╭─ ENTRIES SHOWN
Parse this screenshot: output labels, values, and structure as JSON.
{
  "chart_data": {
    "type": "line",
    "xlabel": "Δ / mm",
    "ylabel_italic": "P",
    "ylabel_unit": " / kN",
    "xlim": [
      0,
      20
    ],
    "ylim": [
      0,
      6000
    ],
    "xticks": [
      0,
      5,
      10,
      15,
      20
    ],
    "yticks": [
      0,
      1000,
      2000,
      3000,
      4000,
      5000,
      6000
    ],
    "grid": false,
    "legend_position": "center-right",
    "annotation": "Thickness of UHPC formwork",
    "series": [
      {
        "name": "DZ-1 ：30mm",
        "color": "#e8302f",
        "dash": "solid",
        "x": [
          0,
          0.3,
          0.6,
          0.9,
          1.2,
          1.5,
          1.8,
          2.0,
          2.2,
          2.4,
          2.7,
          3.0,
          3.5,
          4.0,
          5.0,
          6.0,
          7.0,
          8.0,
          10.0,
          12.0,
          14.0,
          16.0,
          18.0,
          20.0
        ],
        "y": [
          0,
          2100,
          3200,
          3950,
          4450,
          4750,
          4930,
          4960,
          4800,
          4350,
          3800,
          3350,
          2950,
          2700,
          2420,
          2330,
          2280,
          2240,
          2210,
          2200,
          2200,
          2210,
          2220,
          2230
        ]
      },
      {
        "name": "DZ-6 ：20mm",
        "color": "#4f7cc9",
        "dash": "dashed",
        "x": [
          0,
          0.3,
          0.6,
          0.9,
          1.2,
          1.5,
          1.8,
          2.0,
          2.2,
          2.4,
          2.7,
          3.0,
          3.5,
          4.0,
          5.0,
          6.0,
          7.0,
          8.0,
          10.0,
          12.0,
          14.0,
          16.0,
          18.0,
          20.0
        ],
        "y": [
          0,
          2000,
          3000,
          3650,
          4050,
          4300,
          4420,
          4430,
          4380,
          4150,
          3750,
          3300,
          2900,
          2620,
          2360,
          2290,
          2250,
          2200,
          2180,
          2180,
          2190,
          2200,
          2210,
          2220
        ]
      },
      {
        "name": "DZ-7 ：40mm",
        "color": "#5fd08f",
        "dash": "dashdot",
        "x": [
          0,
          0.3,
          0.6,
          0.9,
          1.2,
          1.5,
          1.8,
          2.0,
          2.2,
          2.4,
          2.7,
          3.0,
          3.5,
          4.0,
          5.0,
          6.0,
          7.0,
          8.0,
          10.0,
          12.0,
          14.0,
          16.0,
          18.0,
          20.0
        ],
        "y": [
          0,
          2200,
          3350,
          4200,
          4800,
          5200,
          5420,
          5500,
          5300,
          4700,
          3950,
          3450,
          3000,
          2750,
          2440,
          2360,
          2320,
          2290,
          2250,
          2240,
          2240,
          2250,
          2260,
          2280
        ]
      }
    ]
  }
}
╰─
• _OBJECTIVE_: Output each entry precisely as given.

• _TASK RESPONSE_:
Parse this screenshot: output labels, values, and structure as JSON.
{
  "chart_data": {
    "type": "line",
    "xlabel": "Δ / mm",
    "ylabel_italic": "P",
    "ylabel_unit": " / kN",
    "xlim": [
      0,
      20
    ],
    "ylim": [
      0,
      6000
    ],
    "xticks": [
      0,
      5,
      10,
      15,
      20
    ],
    "yticks": [
      0,
      1000,
      2000,
      3000,
      4000,
      5000,
      6000
    ],
    "grid": false,
    "legend_position": "center-right",
    "annotation": "Thickness of UHPC formwork",
    "series": [
      {
        "name": "DZ-1 ：30mm",
        "color": "#e8302f",
        "dash": "solid",
        "x": [
          0,
          0.3,
          0.6,
          0.9,
          1.2,
          1.5,
          1.8,
          2.0,
          2.2,
          2.4,
          2.7,
          3.0,
          3.5,
          4.0,
          5.0,
          6.0,
          7.0,
          8.0,
          10.0,
          12.0,
          14.0,
          16.0,
          18.0,
          20.0
        ],
        "y": [
          0,
          2100,
          3200,
          3950,
          4450,
          4750,
          4930,
          4960,
          4800,
          4350,
          3800,
          3350,
          2950,
          2700,
          2420,
          2330,
          2280,
          2240,
          2210,
          2200,
          2200,
          2210,
          2220,
          2230
        ]
      },
      {
        "name": "DZ-6 ：20mm",
        "color": "#4f7cc9",
        "dash": "dashed",
        "x": [
          0,
          0.3,
          0.6,
          0.9,
          1.2,
          1.5,
          1.8,
          2.0,
          2.2,
          2.4,
          2.7,
          3.0,
          3.5,
          4.0,
          5.0,
          6.0,
          7.0,
          8.0,
          10.0,
          12.0,
          14.0,
          16.0,
          18.0,
          20.0
        ],
        "y": [
          0,
          2000,
          3000,
          3650,
          4050,
          4300,
          4420,
          4430,
          4380,
          4150,
          3750,
          3300,
          2900,
          2620,
          2360,
          2290,
          2250,
          2200,
          2180,
          2180,
          2190,
          2200,
          2210,
          2220
        ]
      },
      {
        "name": "DZ-7 ：40mm",
        "color": "#5fd08f",
        "dash": "dashdot",
        "x": [
          0,
          0.3,
          0.6,
          0.9,
          1.2,
          1.5,
          1.8,
          2.0,
          2.2,
          2.4,
          2.7,
          3.0,
          3.5,
          4.0,
          5.0,
          6.0,
          7.0,
          8.0,
          10.0,
          12.0,
          14.0,
          16.0,
          18.0,
          20.0
        ],
        "y": [
          0,
          2200,
          3350,
          4200,
          4800,
          5200,
          5420,
          5500,
          5300,
          4700,
          3950,
          3450,
          3000,
          2750,
          2440,
          2360,
          2320,
          2290,
          2250,
          2240,
          2240,
          2250,
          2260,
          2280
        ]
      }
    ]
  }
}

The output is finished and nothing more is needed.